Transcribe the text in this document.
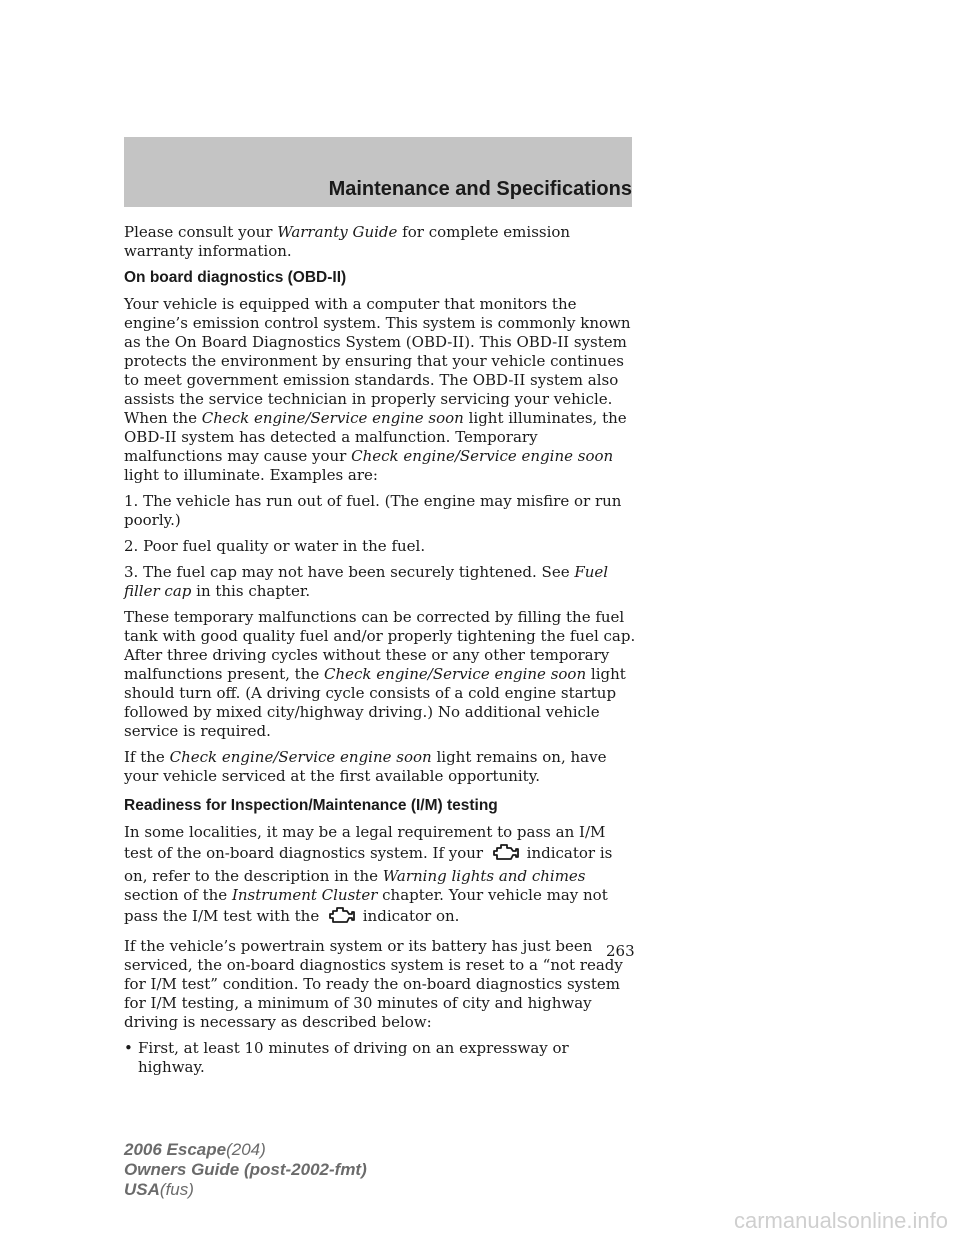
Maintenance and Specifications

Please consult your Warranty Guide for complete emission warranty information.

On board diagnostics (OBD-II)

Your vehicle is equipped with a computer that monitors the engine’s emission control system. This system is commonly known as the On Board Diagnostics System (OBD-II). This OBD-II system protects the environment by ensuring that your vehicle continues to meet government emission standards. The OBD-II system also assists the service technician in properly servicing your vehicle. When the Check engine/Service engine soon light illuminates, the OBD-II system has detected a malfunction. Temporary malfunctions may cause your Check engine/Service engine soon light to illuminate. Examples are:

1. The vehicle has run out of fuel. (The engine may misfire or run poorly.)

2. Poor fuel quality or water in the fuel.

3. The fuel cap may not have been securely tightened. See Fuel filler cap in this chapter.

These temporary malfunctions can be corrected by filling the fuel tank with good quality fuel and/or properly tightening the fuel cap. After three driving cycles without these or any other temporary malfunctions present, the Check engine/Service engine soon light should turn off. (A driving cycle consists of a cold engine startup followed by mixed city/highway driving.) No additional vehicle service is required.

If the Check engine/Service engine soon light remains on, have your vehicle serviced at the first available opportunity.

Readiness for Inspection/Maintenance (I/M) testing

In some localities, it may be a legal requirement to pass an I/M test of the on-board diagnostics system. If your  indicator is on, refer to the description in the Warning lights and chimes section of the Instrument Cluster chapter. Your vehicle may not pass the I/M test with the  indicator on.

If the vehicle’s powertrain system or its battery has just been serviced, the on-board diagnostics system is reset to a “not ready for I/M test” condition. To ready the on-board diagnostics system for I/M testing, a minimum of 30 minutes of city and highway driving is necessary as described below:

• First, at least 10 minutes of driving on an expressway or highway.
263
2006 Escape(204)
Owners Guide (post-2002-fmt)
USA(fus)
carmanualsonline.info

Short task:
The pictures in the entries should be left out; output everything else exactly.

Answer in full:
Transcribe the text in this document.
Maintenance and Specifications

Please consult your Warranty Guide for complete emission warranty information.

On board diagnostics (OBD-II)

Your vehicle is equipped with a computer that monitors the engine’s emission control system. This system is commonly known as the On Board Diagnostics System (OBD-II). This OBD-II system protects the environment by ensuring that your vehicle continues to meet government emission standards. The OBD-II system also assists the service technician in properly servicing your vehicle. When the Check engine/Service engine soon light illuminates, the OBD-II system has detected a malfunction. Temporary malfunctions may cause your Check engine/Service engine soon light to illuminate. Examples are:

1. The vehicle has run out of fuel. (The engine may misfire or run poorly.)

2. Poor fuel quality or water in the fuel.

3. The fuel cap may not have been securely tightened. See Fuel filler cap in this chapter.

These temporary malfunctions can be corrected by filling the fuel tank with good quality fuel and/or properly tightening the fuel cap. After three driving cycles without these or any other temporary malfunctions present, the Check engine/Service engine soon light should turn off. (A driving cycle consists of a cold engine startup followed by mixed city/highway driving.) No additional vehicle service is required.

If the Check engine/Service engine soon light remains on, have your vehicle serviced at the first available opportunity.

Readiness for Inspection/Maintenance (I/M) testing

In some localities, it may be a legal requirement to pass an I/M test of the on-board diagnostics system. If your  indicator is on, refer to the description in the Warning lights and chimes section of the Instrument Cluster chapter. Your vehicle may not pass the I/M test with the  indicator on.

If the vehicle’s powertrain system or its battery has just been serviced, the on-board diagnostics system is reset to a “not ready for I/M test” condition. To ready the on-board diagnostics system for I/M testing, a minimum of 30 minutes of city and highway driving is necessary as described below:

• First, at least 10 minutes of driving on an expressway or highway.
263
2006 Escape(204)
Owners Guide (post-2002-fmt)
USA(fus)
carmanualsonline.info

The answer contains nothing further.